◆ The task:
Copy out all of the material exactly.

+++ Material for this task

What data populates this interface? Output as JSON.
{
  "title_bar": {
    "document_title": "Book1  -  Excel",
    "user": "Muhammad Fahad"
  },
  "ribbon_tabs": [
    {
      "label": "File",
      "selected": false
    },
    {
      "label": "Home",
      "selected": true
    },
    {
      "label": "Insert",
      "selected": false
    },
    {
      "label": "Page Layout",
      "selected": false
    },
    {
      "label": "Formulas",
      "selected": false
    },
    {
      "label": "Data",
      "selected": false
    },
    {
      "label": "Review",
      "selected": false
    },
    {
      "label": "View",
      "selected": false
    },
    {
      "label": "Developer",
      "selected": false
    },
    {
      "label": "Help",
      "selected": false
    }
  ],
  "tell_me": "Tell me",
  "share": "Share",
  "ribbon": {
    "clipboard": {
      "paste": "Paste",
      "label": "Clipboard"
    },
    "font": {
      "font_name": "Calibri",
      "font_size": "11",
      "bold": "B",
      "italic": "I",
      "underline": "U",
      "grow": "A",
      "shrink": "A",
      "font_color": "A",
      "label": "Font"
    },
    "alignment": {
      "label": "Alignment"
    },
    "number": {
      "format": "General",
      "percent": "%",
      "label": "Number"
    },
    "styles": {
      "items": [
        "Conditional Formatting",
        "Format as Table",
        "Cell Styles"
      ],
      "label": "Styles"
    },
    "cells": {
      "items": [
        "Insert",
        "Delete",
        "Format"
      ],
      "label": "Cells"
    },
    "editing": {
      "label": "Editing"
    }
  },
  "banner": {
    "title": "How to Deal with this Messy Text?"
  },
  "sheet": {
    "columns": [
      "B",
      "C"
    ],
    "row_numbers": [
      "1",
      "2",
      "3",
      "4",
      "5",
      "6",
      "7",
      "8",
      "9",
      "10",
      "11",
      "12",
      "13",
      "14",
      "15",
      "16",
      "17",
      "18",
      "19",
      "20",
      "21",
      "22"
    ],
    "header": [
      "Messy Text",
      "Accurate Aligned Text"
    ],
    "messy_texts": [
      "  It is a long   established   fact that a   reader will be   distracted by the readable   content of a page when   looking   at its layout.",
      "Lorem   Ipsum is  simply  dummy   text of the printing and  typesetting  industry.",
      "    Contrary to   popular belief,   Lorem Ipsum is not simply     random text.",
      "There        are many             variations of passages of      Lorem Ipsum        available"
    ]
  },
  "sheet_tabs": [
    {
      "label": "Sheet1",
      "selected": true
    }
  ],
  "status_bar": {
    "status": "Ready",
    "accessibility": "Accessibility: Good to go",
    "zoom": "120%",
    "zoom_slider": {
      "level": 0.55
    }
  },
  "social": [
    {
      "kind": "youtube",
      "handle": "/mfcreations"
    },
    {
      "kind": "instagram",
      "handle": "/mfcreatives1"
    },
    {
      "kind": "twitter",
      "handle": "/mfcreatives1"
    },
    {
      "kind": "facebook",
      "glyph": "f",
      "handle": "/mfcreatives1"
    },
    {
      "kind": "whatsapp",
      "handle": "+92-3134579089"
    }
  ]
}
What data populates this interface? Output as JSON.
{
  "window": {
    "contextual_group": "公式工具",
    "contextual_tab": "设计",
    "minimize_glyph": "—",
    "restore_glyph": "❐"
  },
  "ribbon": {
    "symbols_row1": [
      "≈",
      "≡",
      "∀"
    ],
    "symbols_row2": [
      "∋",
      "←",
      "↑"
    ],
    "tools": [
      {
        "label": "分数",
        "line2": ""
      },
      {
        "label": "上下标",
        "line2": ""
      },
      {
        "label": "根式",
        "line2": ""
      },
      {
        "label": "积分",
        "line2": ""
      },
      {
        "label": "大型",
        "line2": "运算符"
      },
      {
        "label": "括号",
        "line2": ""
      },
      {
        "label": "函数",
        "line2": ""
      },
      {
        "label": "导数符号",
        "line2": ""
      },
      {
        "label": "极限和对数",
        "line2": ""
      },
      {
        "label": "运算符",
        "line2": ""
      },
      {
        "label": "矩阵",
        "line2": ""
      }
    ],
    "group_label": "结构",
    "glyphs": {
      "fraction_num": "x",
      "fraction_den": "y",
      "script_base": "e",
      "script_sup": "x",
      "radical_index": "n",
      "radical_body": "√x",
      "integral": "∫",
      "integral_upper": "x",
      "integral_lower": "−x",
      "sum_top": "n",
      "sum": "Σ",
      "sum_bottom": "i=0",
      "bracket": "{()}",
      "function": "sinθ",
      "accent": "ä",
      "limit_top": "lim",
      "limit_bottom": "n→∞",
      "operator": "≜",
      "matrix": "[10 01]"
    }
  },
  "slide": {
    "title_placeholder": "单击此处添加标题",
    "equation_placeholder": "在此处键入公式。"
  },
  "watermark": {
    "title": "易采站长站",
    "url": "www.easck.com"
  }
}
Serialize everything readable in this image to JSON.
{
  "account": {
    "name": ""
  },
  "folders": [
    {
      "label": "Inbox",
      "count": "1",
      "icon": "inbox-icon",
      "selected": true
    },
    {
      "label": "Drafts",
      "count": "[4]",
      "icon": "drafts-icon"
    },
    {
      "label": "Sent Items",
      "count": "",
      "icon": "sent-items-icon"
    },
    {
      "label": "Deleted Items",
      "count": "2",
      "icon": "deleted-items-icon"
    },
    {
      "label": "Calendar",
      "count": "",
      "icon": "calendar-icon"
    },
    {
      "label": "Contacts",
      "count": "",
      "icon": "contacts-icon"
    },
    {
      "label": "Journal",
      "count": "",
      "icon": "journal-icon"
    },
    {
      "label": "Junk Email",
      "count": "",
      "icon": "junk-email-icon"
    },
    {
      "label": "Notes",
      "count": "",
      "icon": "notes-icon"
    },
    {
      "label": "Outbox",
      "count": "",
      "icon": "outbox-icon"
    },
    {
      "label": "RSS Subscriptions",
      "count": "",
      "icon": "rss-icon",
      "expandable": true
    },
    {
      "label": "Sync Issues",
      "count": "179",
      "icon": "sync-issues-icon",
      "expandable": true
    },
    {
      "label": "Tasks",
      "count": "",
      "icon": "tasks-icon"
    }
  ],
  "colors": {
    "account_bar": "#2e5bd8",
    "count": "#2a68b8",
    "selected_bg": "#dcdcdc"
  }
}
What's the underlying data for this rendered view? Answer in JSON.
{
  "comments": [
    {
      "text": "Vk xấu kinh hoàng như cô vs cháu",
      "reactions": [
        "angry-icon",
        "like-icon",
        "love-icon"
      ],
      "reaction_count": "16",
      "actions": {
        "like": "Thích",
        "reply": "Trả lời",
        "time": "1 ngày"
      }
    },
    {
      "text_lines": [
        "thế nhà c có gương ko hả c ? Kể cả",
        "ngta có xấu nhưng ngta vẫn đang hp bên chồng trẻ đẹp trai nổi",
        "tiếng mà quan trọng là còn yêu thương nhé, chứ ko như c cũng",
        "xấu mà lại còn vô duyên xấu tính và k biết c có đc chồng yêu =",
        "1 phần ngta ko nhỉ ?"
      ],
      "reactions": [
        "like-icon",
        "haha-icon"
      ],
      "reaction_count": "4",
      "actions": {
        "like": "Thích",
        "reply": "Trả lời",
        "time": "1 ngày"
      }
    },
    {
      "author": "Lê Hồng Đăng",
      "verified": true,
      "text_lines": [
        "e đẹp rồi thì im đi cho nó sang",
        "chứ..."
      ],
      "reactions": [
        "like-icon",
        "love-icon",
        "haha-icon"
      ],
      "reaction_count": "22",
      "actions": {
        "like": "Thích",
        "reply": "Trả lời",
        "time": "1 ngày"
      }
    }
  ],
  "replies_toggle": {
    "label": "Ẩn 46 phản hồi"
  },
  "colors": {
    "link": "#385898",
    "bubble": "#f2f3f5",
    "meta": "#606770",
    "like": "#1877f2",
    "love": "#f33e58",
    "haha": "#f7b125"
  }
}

++++++

◆ Exercise response:
What data populates this interface? Output as JSON.
{
  "title_bar": {
    "document_title": "Book1  -  Excel",
    "user": "Muhammad Fahad"
  },
  "ribbon_tabs": [
    {
      "label": "File",
      "selected": false
    },
    {
      "label": "Home",
      "selected": true
    },
    {
      "label": "Insert",
      "selected": false
    },
    {
      "label": "Page Layout",
      "selected": false
    },
    {
      "label": "Formulas",
      "selected": false
    },
    {
      "label": "Data",
      "selected": false
    },
    {
      "label": "Review",
      "selected": false
    },
    {
      "label": "View",
      "selected": false
    },
    {
      "label": "Developer",
      "selected": false
    },
    {
      "label": "Help",
      "selected": false
    }
  ],
  "tell_me": "Tell me",
  "share": "Share",
  "ribbon": {
    "clipboard": {
      "paste": "Paste",
      "label": "Clipboard"
    },
    "font": {
      "font_name": "Calibri",
      "font_size": "11",
      "bold": "B",
      "italic": "I",
      "underline": "U",
      "grow": "A",
      "shrink": "A",
      "font_color": "A",
      "label": "Font"
    },
    "alignment": {
      "label": "Alignment"
    },
    "number": {
      "format": "General",
      "percent": "%",
      "label": "Number"
    },
    "styles": {
      "items": [
        "Conditional Formatting",
        "Format as Table",
        "Cell Styles"
      ],
      "label": "Styles"
    },
    "cells": {
      "items": [
        "Insert",
        "Delete",
        "Format"
      ],
      "label": "Cells"
    },
    "editing": {
      "label": "Editing"
    }
  },
  "banner": {
    "title": "How to Deal with this Messy Text?"
  },
  "sheet": {
    "columns": [
      "B",
      "C"
    ],
    "row_numbers": [
      "1",
      "2",
      "3",
      "4",
      "5",
      "6",
      "7",
      "8",
      "9",
      "10",
      "11",
      "12",
      "13",
      "14",
      "15",
      "16",
      "17",
      "18",
      "19",
      "20",
      "21",
      "22"
    ],
    "header": [
      "Messy Text",
      "Accurate Aligned Text"
    ],
    "messy_texts": [
      "  It is a long   established   fact that a   reader will be   distracted by the readable   content of a page when   looking   at its layout.",
      "Lorem   Ipsum is  simply  dummy   text of the printing and  typesetting  industry.",
      "    Contrary to   popular belief,   Lorem Ipsum is not simply     random text.",
      "There        are many             variations of passages of      Lorem Ipsum        available"
    ]
  },
  "sheet_tabs": [
    {
      "label": "Sheet1",
      "selected": true
    }
  ],
  "status_bar": {
    "status": "Ready",
    "accessibility": "Accessibility: Good to go",
    "zoom": "120%",
    "zoom_slider": {
      "level": 0.55
    }
  },
  "social": [
    {
      "kind": "youtube",
      "handle": "/mfcreations"
    },
    {
      "kind": "instagram",
      "handle": "/mfcreatives1"
    },
    {
      "kind": "twitter",
      "handle": "/mfcreatives1"
    },
    {
      "kind": "facebook",
      "glyph": "f",
      "handle": "/mfcreatives1"
    },
    {
      "kind": "whatsapp",
      "handle": "+92-3134579089"
    }
  ]
}
What data populates this interface? Output as JSON.
{
  "window": {
    "contextual_group": "公式工具",
    "contextual_tab": "设计",
    "minimize_glyph": "—",
    "restore_glyph": "❐"
  },
  "ribbon": {
    "symbols_row1": [
      "≈",
      "≡",
      "∀"
    ],
    "symbols_row2": [
      "∋",
      "←",
      "↑"
    ],
    "tools": [
      {
        "label": "分数",
        "line2": ""
      },
      {
        "label": "上下标",
        "line2": ""
      },
      {
        "label": "根式",
        "line2": ""
      },
      {
        "label": "积分",
        "line2": ""
      },
      {
        "label": "大型",
        "line2": "运算符"
      },
      {
        "label": "括号",
        "line2": ""
      },
      {
        "label": "函数",
        "line2": ""
      },
      {
        "label": "导数符号",
        "line2": ""
      },
      {
        "label": "极限和对数",
        "line2": ""
      },
      {
        "label": "运算符",
        "line2": ""
      },
      {
        "label": "矩阵",
        "line2": ""
      }
    ],
    "group_label": "结构",
    "glyphs": {
      "fraction_num": "x",
      "fraction_den": "y",
      "script_base": "e",
      "script_sup": "x",
      "radical_index": "n",
      "radical_body": "√x",
      "integral": "∫",
      "integral_upper": "x",
      "integral_lower": "−x",
      "sum_top": "n",
      "sum": "Σ",
      "sum_bottom": "i=0",
      "bracket": "{()}",
      "function": "sinθ",
      "accent": "ä",
      "limit_top": "lim",
      "limit_bottom": "n→∞",
      "operator": "≜",
      "matrix": "[10 01]"
    }
  },
  "slide": {
    "title_placeholder": "单击此处添加标题",
    "equation_placeholder": "在此处键入公式。"
  },
  "watermark": {
    "title": "易采站长站",
    "url": "www.easck.com"
  }
}
Serialize everything readable in this image to JSON.
{
  "account": {
    "name": ""
  },
  "folders": [
    {
      "label": "Inbox",
      "count": "1",
      "icon": "inbox-icon",
      "selected": true
    },
    {
      "label": "Drafts",
      "count": "[4]",
      "icon": "drafts-icon"
    },
    {
      "label": "Sent Items",
      "count": "",
      "icon": "sent-items-icon"
    },
    {
      "label": "Deleted Items",
      "count": "2",
      "icon": "deleted-items-icon"
    },
    {
      "label": "Calendar",
      "count": "",
      "icon": "calendar-icon"
    },
    {
      "label": "Contacts",
      "count": "",
      "icon": "contacts-icon"
    },
    {
      "label": "Journal",
      "count": "",
      "icon": "journal-icon"
    },
    {
      "label": "Junk Email",
      "count": "",
      "icon": "junk-email-icon"
    },
    {
      "label": "Notes",
      "count": "",
      "icon": "notes-icon"
    },
    {
      "label": "Outbox",
      "count": "",
      "icon": "outbox-icon"
    },
    {
      "label": "RSS Subscriptions",
      "count": "",
      "icon": "rss-icon",
      "expandable": true
    },
    {
      "label": "Sync Issues",
      "count": "179",
      "icon": "sync-issues-icon",
      "expandable": true
    },
    {
      "label": "Tasks",
      "count": "",
      "icon": "tasks-icon"
    }
  ],
  "colors": {
    "account_bar": "#2e5bd8",
    "count": "#2a68b8",
    "selected_bg": "#dcdcdc"
  }
}
What's the underlying data for this rendered view? Answer in JSON.
{
  "comments": [
    {
      "text": "Vk xấu kinh hoàng như cô vs cháu",
      "reactions": [
        "angry-icon",
        "like-icon",
        "love-icon"
      ],
      "reaction_count": "16",
      "actions": {
        "like": "Thích",
        "reply": "Trả lời",
        "time": "1 ngày"
      }
    },
    {
      "text_lines": [
        "thế nhà c có gương ko hả c ? Kể cả",
        "ngta có xấu nhưng ngta vẫn đang hp bên chồng trẻ đẹp trai nổi",
        "tiếng mà quan trọng là còn yêu thương nhé, chứ ko như c cũng",
        "xấu mà lại còn vô duyên xấu tính và k biết c có đc chồng yêu =",
        "1 phần ngta ko nhỉ ?"
      ],
      "reactions": [
        "like-icon",
        "haha-icon"
      ],
      "reaction_count": "4",
      "actions": {
        "like": "Thích",
        "reply": "Trả lời",
        "time": "1 ngày"
      }
    },
    {
      "author": "Lê Hồng Đăng",
      "verified": true,
      "text_lines": [
        "e đẹp rồi thì im đi cho nó sang",
        "chứ..."
      ],
      "reactions": [
        "like-icon",
        "love-icon",
        "haha-icon"
      ],
      "reaction_count": "22",
      "actions": {
        "like": "Thích",
        "reply": "Trả lời",
        "time": "1 ngày"
      }
    }
  ],
  "replies_toggle": {
    "label": "Ẩn 46 phản hồi"
  },
  "colors": {
    "link": "#385898",
    "bubble": "#f2f3f5",
    "meta": "#606770",
    "like": "#1877f2",
    "love": "#f33e58",
    "haha": "#f7b125"
  }
}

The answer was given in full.